▶
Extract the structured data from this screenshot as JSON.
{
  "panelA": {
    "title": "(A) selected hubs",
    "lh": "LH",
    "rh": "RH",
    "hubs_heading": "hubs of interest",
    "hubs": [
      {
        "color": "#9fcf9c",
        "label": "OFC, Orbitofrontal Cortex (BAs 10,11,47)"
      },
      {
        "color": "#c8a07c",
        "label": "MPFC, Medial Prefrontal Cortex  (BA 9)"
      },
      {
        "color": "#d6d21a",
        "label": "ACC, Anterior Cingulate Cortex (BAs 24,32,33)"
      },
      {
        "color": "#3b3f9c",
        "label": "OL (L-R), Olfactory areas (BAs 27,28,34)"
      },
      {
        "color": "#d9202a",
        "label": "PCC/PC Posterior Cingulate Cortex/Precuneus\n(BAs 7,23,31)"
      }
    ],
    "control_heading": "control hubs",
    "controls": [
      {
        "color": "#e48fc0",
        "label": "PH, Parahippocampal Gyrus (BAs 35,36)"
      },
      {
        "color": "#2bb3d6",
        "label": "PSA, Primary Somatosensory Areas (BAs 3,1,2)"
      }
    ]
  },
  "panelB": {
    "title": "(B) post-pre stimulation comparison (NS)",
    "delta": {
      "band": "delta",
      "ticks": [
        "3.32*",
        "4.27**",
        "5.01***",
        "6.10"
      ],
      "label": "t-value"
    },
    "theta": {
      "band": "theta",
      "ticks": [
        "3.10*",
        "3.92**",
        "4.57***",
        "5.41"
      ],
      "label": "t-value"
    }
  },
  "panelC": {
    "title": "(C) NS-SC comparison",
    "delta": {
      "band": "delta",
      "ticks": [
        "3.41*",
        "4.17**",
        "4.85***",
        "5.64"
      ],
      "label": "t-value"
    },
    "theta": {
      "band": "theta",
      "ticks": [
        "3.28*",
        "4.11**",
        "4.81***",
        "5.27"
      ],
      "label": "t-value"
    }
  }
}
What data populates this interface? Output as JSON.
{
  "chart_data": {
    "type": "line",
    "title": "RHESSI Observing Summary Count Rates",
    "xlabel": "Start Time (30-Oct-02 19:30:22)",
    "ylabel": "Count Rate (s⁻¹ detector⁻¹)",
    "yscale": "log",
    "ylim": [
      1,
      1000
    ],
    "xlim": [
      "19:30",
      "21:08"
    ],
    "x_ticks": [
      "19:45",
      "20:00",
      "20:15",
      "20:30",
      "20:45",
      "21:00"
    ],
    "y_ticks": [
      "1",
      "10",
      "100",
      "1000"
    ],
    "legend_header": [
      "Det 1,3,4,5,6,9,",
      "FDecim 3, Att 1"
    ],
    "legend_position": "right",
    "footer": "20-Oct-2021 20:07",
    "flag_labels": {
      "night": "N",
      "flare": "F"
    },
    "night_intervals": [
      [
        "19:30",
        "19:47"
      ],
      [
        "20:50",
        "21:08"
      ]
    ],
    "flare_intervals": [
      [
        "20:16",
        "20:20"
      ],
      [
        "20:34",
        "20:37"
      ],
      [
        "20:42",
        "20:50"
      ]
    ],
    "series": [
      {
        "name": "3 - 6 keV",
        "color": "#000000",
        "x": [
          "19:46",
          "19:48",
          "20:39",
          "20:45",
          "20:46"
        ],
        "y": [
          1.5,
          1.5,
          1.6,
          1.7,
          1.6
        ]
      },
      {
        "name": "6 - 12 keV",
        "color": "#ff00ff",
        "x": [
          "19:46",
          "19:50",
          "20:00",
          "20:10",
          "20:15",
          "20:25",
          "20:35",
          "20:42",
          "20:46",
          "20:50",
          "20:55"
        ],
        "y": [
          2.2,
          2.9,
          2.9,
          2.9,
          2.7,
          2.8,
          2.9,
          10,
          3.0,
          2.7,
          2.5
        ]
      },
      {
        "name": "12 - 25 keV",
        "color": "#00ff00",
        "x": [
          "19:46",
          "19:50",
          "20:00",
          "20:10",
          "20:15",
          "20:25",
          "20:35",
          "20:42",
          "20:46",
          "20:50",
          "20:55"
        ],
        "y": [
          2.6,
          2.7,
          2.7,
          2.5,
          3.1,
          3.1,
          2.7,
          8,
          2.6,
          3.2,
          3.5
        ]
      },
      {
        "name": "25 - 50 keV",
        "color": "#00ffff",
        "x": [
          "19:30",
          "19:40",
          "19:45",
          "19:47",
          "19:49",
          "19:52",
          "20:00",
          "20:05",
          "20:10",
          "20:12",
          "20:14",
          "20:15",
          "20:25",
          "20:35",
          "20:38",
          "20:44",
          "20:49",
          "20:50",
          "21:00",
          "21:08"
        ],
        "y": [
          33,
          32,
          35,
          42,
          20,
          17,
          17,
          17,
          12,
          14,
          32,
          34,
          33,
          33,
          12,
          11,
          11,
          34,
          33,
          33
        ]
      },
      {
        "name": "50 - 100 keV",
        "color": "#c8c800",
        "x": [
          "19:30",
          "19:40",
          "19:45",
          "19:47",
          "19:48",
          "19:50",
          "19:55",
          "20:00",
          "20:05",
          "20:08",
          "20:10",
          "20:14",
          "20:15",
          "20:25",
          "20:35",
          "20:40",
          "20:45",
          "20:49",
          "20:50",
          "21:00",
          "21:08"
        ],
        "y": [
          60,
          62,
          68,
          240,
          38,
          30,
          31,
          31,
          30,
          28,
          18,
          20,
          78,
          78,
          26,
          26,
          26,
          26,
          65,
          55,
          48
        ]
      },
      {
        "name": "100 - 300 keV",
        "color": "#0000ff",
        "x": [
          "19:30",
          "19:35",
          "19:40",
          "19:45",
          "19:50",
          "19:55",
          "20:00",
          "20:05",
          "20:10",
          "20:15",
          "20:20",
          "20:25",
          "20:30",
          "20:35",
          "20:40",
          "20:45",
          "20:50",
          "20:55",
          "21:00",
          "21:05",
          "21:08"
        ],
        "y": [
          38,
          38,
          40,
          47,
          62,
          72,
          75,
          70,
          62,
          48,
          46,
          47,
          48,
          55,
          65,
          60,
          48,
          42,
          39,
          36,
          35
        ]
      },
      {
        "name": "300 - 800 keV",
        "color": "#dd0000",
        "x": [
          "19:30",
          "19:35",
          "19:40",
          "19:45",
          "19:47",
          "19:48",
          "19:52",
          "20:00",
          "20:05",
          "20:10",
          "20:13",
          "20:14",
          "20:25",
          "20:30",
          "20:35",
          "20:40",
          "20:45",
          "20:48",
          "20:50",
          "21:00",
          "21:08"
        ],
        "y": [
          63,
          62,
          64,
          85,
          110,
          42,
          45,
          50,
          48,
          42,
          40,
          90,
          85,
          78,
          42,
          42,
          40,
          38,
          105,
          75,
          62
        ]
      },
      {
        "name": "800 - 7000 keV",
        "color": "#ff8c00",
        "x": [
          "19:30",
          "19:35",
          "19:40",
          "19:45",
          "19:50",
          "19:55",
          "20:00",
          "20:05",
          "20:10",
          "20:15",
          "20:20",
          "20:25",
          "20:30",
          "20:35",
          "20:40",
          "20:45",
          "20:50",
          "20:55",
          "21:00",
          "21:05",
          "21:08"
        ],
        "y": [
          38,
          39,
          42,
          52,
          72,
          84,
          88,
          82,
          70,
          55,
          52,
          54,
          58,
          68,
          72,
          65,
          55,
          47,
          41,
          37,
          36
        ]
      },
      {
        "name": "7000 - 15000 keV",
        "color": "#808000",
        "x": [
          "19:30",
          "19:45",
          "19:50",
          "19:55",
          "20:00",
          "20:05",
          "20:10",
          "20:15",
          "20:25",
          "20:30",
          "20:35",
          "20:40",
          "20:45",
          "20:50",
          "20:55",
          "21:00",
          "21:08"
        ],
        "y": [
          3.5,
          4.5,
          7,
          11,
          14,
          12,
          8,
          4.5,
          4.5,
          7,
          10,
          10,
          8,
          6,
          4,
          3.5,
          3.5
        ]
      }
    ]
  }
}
◀
**Exercise instructions**
Filter the listing above by the word "this"; copy each line that passes.

**Response below**
Extract the structured data from this screenshot as JSON.
What data populates this interface? Output as JSON.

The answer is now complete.